The main goal is the economical sustainability of the REACH regulation, through a cluster based filing system.
Our project suggests a colorants cluster based registration instead of OSOR (One Substance, One Registration), with the double goal of reducing the costs of the process and to explore the possibility of including inside the clusters, those colorants that would have not required the obligation of registration hence less than 1ton/year, resulting in an unchanged technical/scientific gap.
Prof. Emilio Benfenati, research scientist at the Mario Negri Institute in Milan – who collaborates with us for the technical scientific part of this project – explains how it’s technically developed:
The approach we propose is to identify families of dyes that can be grouped together based on their common characteristics, which should be of significance from the toxicological, ecotoxicological and environmental.It is possible that several families are identified for different endpoints.
Typically, these chemicals are mixtures of analogues, and the ability to identify the properties that are shared on the basis of common characteristics, is not only convenient from the point of view of a common mechanism of action, but also from the point of view of the management of products that contain similar chemicals.
This approach should allow you to take full advantage of all available data level, to fill the gaps of information for analogues, which are still closely related to each other. Specific tests for the assessment of similarity are necessary in this perspective, which of course have been planned. Such controls will also address the definition of the required components that modulate the activity within a family, and also the identification of the most relevant risk factors, to allow an evaluation that is based on the principle of security.

SOURCE INFORMATION:

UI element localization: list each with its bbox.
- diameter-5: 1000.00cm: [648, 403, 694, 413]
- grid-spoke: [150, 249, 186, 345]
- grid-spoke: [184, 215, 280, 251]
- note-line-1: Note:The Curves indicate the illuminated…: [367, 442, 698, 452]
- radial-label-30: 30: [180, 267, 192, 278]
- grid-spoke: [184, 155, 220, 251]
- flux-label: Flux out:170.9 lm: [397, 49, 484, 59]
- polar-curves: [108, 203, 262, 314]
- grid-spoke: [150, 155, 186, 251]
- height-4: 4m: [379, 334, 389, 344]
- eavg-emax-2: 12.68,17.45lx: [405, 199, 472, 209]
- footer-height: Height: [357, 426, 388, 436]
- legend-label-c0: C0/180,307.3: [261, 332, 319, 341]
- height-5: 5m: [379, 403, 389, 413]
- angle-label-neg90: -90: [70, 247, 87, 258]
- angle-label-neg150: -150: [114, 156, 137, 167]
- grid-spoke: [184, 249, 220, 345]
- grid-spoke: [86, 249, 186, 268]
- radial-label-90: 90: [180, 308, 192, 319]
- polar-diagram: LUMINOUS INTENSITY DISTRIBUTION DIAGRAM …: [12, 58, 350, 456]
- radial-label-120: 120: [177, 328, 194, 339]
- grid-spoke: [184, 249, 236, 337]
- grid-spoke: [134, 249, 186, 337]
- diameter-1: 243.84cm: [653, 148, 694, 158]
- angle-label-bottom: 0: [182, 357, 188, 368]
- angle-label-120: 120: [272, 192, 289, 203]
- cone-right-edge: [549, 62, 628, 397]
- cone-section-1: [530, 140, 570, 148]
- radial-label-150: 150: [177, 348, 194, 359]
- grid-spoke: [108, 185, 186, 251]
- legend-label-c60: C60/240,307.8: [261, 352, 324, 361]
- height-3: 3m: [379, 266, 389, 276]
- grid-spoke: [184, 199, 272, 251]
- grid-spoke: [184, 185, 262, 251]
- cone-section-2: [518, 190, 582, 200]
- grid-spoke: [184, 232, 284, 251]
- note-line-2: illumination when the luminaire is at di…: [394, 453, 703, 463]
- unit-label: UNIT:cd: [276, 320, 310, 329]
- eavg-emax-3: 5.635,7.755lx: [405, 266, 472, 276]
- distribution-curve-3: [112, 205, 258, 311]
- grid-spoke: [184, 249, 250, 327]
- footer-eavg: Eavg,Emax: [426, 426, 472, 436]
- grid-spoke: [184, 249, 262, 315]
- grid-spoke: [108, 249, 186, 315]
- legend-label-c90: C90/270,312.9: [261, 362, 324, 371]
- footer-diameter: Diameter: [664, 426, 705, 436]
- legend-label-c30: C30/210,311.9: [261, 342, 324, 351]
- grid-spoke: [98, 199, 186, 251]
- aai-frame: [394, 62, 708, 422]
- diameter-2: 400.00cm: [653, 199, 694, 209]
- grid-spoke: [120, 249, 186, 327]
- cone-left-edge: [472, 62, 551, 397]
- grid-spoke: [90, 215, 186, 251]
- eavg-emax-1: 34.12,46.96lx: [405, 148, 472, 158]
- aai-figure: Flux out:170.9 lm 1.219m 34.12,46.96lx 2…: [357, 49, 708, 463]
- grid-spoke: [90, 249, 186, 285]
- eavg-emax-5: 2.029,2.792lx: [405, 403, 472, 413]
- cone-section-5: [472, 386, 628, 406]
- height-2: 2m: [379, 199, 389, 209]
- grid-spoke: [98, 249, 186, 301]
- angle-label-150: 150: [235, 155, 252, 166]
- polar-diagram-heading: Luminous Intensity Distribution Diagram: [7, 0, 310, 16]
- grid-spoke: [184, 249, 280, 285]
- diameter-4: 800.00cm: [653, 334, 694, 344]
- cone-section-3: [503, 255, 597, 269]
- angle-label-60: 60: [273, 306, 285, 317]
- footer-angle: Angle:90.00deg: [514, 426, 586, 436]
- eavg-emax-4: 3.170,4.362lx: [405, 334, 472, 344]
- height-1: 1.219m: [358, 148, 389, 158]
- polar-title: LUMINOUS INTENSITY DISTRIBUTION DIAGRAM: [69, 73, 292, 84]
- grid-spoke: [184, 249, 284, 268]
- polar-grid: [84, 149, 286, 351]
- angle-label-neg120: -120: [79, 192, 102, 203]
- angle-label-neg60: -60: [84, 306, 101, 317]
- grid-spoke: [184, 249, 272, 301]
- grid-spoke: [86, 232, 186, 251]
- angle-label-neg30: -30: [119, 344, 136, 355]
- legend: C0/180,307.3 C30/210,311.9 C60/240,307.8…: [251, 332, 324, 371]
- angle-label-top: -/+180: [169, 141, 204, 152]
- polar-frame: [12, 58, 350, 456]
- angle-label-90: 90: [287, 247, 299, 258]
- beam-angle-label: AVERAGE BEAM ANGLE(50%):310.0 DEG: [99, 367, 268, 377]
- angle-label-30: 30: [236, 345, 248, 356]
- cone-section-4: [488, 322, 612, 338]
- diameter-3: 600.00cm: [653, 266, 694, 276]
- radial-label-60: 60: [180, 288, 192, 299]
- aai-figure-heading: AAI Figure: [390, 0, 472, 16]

EXERCISE DETAILS:
In the passage on cluster-based registration of colorants under REACH, what does the abbreviation OSOR stand for? You can set the material aside; it isn't needed for this.

ANSWER:
One Substance, One Registration